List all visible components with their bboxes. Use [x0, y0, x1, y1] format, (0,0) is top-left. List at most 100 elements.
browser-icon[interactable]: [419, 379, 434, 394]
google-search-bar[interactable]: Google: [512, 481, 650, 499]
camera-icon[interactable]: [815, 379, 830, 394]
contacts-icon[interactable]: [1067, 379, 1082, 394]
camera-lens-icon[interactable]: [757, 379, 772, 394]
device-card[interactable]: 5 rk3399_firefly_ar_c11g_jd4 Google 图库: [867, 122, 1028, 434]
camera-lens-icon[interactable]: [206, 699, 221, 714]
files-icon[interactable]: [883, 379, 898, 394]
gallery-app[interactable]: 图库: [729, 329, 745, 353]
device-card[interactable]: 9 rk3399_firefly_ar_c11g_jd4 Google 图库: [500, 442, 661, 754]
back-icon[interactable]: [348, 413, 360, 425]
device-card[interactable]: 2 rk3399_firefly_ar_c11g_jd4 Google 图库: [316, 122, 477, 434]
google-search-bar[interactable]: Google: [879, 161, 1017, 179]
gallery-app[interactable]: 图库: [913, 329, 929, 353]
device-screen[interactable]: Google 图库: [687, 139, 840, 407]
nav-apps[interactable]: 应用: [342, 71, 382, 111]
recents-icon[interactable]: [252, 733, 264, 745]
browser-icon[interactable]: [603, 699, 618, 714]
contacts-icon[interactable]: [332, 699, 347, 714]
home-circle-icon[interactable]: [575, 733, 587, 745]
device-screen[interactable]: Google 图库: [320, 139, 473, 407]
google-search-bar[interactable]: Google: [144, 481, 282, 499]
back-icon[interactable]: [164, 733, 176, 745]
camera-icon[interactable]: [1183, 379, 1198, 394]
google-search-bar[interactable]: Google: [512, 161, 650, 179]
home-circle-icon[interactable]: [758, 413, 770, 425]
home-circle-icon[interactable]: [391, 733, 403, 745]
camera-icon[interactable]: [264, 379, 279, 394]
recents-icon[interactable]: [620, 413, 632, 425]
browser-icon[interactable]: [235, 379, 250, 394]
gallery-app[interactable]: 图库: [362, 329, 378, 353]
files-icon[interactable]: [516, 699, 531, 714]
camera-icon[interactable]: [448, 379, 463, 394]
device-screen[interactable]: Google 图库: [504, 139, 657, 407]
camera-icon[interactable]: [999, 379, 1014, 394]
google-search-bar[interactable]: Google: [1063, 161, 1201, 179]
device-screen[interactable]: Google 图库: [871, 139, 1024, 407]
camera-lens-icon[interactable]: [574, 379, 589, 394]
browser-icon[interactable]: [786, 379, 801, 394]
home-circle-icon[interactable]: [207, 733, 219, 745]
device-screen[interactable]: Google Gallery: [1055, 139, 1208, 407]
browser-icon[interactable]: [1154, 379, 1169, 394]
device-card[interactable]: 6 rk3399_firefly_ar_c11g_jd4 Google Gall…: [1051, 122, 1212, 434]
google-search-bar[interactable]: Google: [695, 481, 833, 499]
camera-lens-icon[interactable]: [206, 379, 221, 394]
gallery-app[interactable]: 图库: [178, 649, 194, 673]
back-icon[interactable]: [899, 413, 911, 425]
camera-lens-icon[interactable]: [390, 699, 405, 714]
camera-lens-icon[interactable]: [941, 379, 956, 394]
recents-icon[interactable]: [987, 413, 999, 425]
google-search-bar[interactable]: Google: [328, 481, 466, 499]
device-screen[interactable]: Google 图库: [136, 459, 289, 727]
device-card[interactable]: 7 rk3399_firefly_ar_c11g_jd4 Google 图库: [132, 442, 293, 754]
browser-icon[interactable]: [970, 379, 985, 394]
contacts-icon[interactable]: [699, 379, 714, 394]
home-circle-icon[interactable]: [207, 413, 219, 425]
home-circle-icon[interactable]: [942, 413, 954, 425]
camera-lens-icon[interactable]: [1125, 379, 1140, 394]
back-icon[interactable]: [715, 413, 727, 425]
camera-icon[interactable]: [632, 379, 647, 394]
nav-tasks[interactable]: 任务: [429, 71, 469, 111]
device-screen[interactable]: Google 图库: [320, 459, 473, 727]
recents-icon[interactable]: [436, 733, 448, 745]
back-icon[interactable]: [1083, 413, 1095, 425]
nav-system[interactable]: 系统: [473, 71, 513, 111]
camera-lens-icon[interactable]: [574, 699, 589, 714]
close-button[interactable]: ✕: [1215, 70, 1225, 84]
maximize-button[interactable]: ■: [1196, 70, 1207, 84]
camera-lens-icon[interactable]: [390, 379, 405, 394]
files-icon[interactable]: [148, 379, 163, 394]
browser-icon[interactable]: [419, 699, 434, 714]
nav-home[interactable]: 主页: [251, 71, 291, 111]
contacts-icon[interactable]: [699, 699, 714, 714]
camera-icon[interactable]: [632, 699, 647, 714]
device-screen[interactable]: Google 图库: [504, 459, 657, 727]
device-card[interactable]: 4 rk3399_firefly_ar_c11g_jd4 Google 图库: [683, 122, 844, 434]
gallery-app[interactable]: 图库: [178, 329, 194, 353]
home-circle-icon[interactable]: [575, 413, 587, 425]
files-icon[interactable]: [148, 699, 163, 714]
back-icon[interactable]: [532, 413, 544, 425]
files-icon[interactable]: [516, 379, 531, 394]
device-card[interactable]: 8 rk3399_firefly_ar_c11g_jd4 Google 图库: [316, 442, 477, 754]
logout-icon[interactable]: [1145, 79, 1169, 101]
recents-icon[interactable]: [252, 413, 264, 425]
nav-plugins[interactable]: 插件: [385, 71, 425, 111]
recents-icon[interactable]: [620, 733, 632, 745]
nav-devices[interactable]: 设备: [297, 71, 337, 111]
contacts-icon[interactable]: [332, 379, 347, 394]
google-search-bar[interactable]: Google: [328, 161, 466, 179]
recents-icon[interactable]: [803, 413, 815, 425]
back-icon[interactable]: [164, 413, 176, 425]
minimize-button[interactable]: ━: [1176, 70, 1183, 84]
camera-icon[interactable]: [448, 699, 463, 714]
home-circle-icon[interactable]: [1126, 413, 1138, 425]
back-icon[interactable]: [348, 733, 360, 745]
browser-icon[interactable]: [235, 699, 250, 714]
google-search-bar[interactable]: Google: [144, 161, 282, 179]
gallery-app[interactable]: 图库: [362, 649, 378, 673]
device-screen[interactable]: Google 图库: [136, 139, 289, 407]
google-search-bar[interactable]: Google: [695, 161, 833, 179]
□ □ □ □ □
> _Given request_
Please find each line in the list above that contains the word "card", treating uppercase and lowercase as different, and copy those lines out.

> _Exercise answer_
device-card[interactable]: 5 rk3399_firefly_ar_c11g_jd4 Google 图库: [867, 122, 1028, 434]
device-card[interactable]: 9 rk3399_firefly_ar_c11g_jd4 Google 图库: [500, 442, 661, 754]
device-card[interactable]: 2 rk3399_firefly_ar_c11g_jd4 Google 图库: [316, 122, 477, 434]
device-card[interactable]: 6 rk3399_firefly_ar_c11g_jd4 Google Gall…: [1051, 122, 1212, 434]
device-card[interactable]: 7 rk3399_firefly_ar_c11g_jd4 Google 图库: [132, 442, 293, 754]
device-card[interactable]: 4 rk3399_firefly_ar_c11g_jd4 Google 图库: [683, 122, 844, 434]
device-card[interactable]: 8 rk3399_firefly_ar_c11g_jd4 Google 图库: [316, 442, 477, 754]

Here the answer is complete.